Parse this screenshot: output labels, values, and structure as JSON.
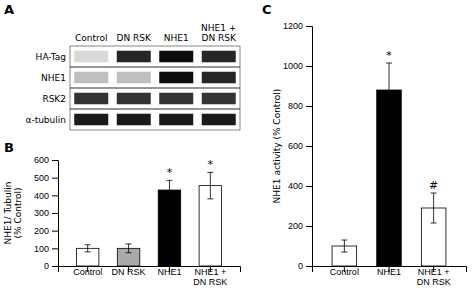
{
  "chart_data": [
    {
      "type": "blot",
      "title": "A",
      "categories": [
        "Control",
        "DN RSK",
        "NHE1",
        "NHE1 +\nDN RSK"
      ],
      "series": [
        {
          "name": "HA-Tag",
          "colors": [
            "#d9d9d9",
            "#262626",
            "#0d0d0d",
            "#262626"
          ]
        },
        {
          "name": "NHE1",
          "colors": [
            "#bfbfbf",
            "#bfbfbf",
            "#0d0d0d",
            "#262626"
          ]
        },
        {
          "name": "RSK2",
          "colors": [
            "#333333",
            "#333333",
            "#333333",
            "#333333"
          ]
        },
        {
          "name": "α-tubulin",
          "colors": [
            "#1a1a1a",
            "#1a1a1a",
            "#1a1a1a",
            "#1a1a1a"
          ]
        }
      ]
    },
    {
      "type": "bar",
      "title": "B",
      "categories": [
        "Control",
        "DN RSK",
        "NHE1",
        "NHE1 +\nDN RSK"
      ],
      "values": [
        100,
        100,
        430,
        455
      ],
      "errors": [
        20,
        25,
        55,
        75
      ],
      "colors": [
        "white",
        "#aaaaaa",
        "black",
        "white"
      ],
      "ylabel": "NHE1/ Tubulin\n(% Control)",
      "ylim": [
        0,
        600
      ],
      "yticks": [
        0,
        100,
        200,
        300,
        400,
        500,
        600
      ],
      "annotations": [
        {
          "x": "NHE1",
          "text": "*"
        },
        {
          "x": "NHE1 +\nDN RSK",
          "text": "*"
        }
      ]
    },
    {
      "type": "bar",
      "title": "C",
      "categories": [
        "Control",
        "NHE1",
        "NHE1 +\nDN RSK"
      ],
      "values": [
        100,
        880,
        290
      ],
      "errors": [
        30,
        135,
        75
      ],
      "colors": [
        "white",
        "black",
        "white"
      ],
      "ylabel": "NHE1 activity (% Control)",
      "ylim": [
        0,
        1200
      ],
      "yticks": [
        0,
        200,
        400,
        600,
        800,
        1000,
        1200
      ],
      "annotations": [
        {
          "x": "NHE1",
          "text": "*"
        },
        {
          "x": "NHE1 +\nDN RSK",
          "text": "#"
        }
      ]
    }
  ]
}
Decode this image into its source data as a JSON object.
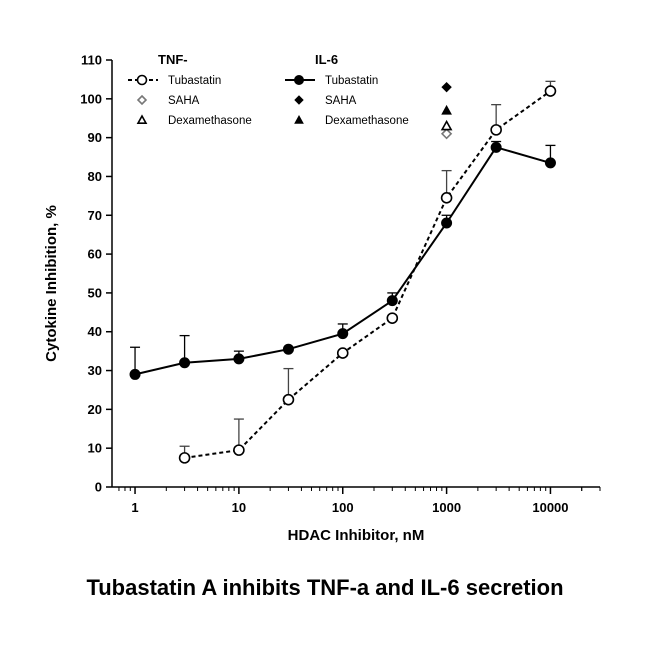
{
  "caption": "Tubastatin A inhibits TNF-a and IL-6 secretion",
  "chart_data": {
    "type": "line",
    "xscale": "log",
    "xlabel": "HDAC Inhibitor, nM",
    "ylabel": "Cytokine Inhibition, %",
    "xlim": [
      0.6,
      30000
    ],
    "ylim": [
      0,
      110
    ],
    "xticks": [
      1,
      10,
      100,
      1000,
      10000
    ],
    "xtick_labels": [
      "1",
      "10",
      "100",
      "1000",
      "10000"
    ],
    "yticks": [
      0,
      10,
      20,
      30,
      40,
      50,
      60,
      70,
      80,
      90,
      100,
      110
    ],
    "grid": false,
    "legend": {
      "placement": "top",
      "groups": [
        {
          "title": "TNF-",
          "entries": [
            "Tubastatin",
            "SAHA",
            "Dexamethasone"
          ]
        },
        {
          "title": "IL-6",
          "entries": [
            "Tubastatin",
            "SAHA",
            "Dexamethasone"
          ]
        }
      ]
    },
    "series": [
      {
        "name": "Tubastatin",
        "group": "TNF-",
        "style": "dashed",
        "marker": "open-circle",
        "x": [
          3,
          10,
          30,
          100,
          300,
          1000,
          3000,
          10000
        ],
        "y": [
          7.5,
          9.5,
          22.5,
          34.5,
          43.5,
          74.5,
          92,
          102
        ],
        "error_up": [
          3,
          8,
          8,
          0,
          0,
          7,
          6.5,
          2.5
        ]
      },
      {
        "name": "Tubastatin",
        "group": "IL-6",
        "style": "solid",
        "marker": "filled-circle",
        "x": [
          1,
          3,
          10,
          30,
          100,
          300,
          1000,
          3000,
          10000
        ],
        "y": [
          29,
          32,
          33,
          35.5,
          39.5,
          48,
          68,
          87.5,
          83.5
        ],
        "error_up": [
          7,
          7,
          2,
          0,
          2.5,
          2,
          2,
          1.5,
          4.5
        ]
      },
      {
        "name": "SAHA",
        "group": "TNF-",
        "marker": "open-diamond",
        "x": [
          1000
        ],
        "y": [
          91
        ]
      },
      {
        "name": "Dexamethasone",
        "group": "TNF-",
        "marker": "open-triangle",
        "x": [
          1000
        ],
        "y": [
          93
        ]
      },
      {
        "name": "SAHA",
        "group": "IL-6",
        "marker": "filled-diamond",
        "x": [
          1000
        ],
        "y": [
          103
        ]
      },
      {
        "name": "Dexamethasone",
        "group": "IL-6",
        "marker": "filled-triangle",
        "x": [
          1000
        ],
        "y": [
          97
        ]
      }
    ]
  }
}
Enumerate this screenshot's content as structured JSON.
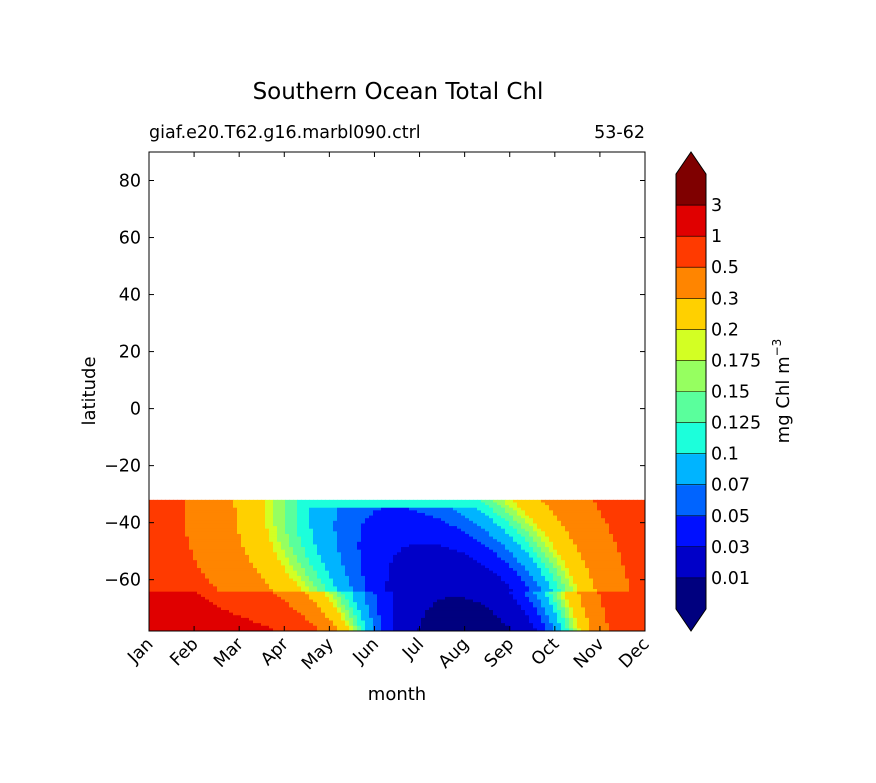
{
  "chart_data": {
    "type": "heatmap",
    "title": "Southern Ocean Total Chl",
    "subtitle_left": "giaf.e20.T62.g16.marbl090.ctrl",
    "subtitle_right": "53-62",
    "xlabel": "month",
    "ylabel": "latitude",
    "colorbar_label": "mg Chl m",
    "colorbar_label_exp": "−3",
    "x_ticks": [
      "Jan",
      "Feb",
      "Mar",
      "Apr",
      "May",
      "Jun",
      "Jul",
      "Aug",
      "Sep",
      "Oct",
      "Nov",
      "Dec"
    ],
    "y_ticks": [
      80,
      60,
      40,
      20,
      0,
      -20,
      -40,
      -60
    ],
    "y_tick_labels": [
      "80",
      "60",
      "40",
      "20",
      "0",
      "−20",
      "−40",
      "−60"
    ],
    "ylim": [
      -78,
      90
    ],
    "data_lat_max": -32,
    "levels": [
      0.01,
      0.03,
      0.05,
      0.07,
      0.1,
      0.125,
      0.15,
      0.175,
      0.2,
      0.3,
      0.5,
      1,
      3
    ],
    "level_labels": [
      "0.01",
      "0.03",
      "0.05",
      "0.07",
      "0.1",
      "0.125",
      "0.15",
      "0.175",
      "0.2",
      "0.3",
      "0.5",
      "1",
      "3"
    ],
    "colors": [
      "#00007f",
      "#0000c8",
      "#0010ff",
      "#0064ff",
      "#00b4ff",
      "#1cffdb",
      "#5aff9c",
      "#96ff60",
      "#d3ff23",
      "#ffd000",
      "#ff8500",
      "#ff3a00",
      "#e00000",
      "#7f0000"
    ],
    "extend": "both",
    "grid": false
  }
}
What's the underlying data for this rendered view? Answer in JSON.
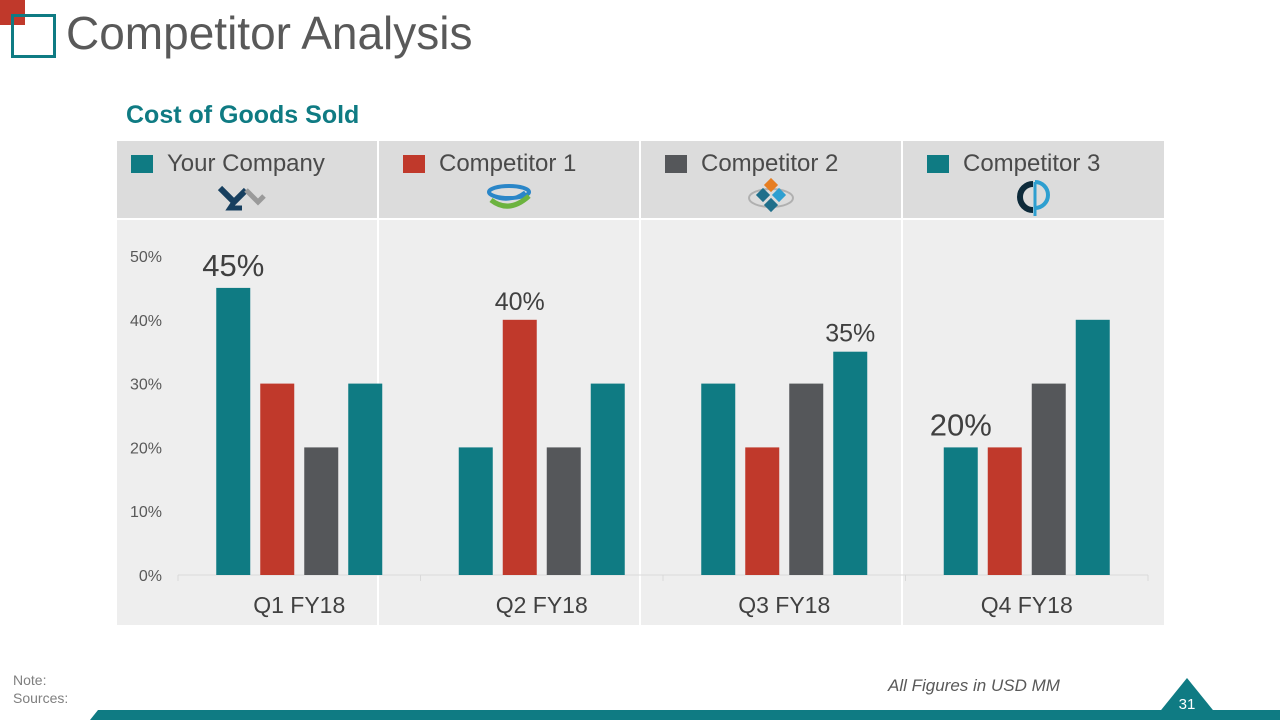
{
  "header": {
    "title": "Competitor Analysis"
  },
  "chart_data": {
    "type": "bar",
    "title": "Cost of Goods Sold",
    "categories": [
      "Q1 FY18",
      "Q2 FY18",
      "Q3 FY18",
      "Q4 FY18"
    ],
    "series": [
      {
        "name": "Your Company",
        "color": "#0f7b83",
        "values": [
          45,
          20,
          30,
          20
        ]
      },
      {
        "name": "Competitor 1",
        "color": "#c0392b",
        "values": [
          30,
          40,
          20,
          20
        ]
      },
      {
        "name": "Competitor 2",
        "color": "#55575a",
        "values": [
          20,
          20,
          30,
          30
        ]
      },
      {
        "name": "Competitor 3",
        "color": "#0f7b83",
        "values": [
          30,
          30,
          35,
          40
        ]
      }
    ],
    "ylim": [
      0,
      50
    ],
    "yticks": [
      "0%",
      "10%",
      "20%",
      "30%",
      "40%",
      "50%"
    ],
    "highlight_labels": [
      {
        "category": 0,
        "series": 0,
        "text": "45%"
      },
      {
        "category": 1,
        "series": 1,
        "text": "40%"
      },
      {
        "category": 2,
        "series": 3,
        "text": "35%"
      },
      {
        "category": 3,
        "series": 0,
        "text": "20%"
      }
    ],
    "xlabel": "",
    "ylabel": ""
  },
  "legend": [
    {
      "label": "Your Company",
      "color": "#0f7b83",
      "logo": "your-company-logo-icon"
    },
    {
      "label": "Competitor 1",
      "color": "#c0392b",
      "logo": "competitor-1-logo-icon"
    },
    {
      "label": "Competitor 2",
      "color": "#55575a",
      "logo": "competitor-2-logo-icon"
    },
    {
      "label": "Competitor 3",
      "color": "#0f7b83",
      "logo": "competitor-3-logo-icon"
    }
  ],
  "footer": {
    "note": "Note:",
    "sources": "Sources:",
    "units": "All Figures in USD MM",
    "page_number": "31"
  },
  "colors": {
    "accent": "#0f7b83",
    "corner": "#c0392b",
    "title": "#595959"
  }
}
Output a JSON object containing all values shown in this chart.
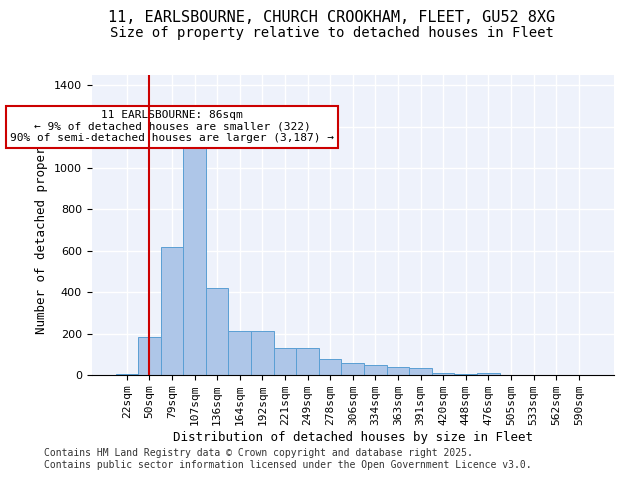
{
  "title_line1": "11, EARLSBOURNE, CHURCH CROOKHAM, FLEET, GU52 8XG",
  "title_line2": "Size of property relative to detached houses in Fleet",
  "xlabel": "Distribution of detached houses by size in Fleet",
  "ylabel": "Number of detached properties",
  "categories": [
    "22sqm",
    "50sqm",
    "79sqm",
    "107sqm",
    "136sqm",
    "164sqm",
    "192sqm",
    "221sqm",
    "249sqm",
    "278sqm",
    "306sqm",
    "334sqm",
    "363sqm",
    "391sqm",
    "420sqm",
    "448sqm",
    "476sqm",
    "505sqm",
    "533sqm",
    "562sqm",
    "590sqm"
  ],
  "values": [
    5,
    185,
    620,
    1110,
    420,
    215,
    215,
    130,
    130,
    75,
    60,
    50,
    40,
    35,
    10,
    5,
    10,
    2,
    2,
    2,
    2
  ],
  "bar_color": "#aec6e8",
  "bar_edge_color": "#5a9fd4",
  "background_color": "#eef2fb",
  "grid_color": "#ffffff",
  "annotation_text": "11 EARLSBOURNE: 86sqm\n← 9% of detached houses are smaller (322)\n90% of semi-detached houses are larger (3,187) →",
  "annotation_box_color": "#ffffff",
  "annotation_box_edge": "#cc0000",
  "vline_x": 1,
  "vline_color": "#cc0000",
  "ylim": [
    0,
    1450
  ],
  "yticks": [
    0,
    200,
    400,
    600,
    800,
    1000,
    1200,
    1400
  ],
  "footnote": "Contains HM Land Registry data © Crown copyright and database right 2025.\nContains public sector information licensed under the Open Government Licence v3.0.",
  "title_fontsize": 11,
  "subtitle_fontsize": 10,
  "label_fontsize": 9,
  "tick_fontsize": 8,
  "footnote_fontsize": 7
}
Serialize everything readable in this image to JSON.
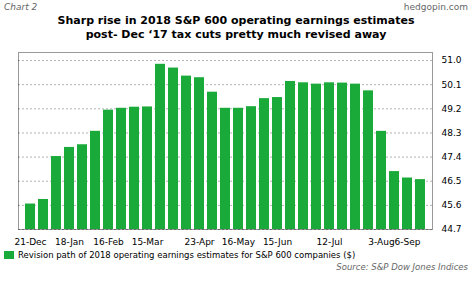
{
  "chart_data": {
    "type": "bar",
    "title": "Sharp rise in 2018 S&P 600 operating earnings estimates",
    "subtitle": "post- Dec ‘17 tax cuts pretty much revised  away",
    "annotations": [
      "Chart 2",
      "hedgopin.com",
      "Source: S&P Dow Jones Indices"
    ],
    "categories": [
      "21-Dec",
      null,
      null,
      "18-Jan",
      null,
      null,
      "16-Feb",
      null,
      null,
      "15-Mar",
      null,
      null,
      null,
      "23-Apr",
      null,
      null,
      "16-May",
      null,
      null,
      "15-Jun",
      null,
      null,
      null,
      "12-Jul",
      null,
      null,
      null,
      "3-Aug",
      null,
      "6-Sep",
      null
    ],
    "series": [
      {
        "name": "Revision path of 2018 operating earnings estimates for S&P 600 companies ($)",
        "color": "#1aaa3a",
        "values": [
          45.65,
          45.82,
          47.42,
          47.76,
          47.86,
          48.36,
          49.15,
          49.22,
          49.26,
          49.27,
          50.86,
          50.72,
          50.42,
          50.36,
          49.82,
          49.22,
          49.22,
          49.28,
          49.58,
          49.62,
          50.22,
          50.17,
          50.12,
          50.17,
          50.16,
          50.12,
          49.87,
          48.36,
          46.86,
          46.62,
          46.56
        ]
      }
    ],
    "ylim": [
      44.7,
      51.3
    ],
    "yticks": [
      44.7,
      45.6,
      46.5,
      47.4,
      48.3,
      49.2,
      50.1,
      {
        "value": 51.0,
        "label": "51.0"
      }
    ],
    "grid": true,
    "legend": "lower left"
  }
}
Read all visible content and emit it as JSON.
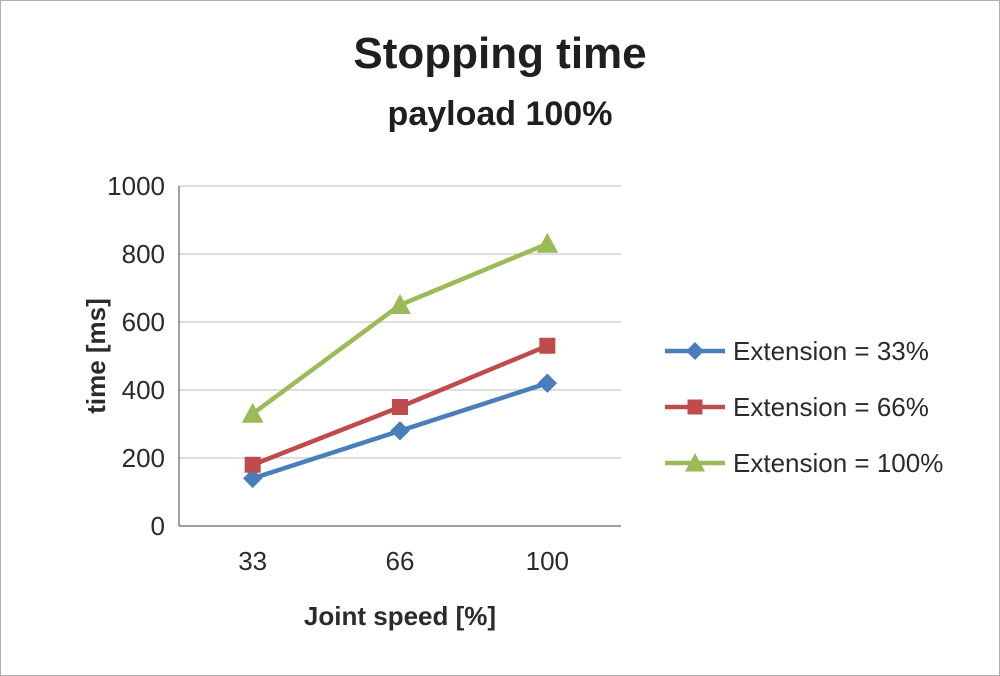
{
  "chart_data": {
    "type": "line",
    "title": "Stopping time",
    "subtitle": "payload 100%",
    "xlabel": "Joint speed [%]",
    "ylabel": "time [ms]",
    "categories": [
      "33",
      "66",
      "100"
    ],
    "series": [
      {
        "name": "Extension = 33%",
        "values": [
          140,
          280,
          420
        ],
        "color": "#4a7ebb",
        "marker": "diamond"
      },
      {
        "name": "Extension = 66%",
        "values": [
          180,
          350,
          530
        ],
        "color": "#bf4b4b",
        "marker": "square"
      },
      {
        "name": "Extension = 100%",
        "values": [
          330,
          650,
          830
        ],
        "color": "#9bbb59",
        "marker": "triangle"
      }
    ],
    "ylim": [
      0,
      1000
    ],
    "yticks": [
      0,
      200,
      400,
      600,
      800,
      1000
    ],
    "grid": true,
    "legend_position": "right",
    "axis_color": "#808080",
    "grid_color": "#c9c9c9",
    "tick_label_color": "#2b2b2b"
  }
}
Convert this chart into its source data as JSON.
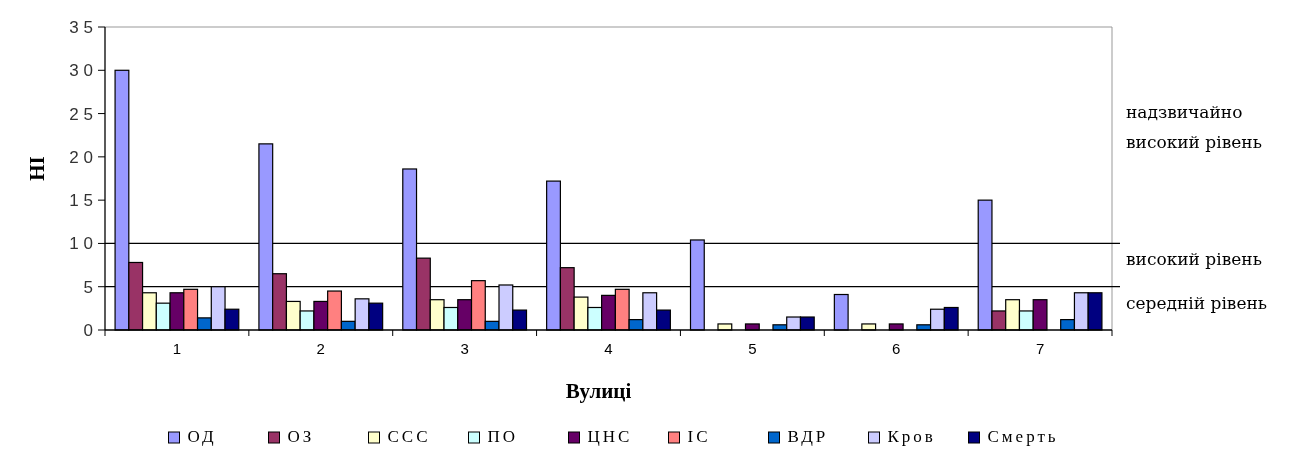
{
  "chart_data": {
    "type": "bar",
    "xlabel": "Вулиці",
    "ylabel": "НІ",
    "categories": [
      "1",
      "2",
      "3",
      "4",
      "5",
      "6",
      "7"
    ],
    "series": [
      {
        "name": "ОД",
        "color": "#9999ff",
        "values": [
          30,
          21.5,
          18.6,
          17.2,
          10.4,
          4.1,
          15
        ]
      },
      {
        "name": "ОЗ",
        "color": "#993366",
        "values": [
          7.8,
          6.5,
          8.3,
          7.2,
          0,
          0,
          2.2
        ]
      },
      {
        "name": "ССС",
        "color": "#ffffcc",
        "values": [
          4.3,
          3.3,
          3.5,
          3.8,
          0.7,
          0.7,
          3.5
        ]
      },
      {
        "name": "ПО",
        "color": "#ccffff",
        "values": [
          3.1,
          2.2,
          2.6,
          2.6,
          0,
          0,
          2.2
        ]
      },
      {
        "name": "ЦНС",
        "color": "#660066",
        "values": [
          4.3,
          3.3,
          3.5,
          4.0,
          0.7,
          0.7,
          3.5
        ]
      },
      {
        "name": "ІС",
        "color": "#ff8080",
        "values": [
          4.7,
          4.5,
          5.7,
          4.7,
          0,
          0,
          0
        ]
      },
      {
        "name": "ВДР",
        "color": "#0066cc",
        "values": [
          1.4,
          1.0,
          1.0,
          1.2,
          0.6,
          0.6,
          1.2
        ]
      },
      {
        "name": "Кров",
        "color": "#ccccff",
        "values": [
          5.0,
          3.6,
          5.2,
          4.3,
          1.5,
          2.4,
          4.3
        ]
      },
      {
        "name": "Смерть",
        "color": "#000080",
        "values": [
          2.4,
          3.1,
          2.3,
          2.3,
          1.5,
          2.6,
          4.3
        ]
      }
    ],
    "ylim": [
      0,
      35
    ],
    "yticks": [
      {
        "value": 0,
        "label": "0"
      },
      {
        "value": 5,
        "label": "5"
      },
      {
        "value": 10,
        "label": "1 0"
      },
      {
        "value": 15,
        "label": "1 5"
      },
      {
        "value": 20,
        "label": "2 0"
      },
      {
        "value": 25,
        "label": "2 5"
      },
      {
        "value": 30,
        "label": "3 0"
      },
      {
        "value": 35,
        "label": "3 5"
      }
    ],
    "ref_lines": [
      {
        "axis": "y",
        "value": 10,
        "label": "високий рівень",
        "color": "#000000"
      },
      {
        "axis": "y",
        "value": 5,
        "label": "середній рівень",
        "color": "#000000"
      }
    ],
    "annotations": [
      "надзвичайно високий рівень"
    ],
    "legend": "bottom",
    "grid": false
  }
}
***
INSTRUCTIONS TO FOLLOW. Report all lines of the material that contain the word "earnings".

EXERCISE SOLUTION.
    "title": "Sharp rise in 2018 S&P 600 operating earnings estimates",
        "name": "Revision path of 2018 operating earnings estimates for S&P 600 companies ($)",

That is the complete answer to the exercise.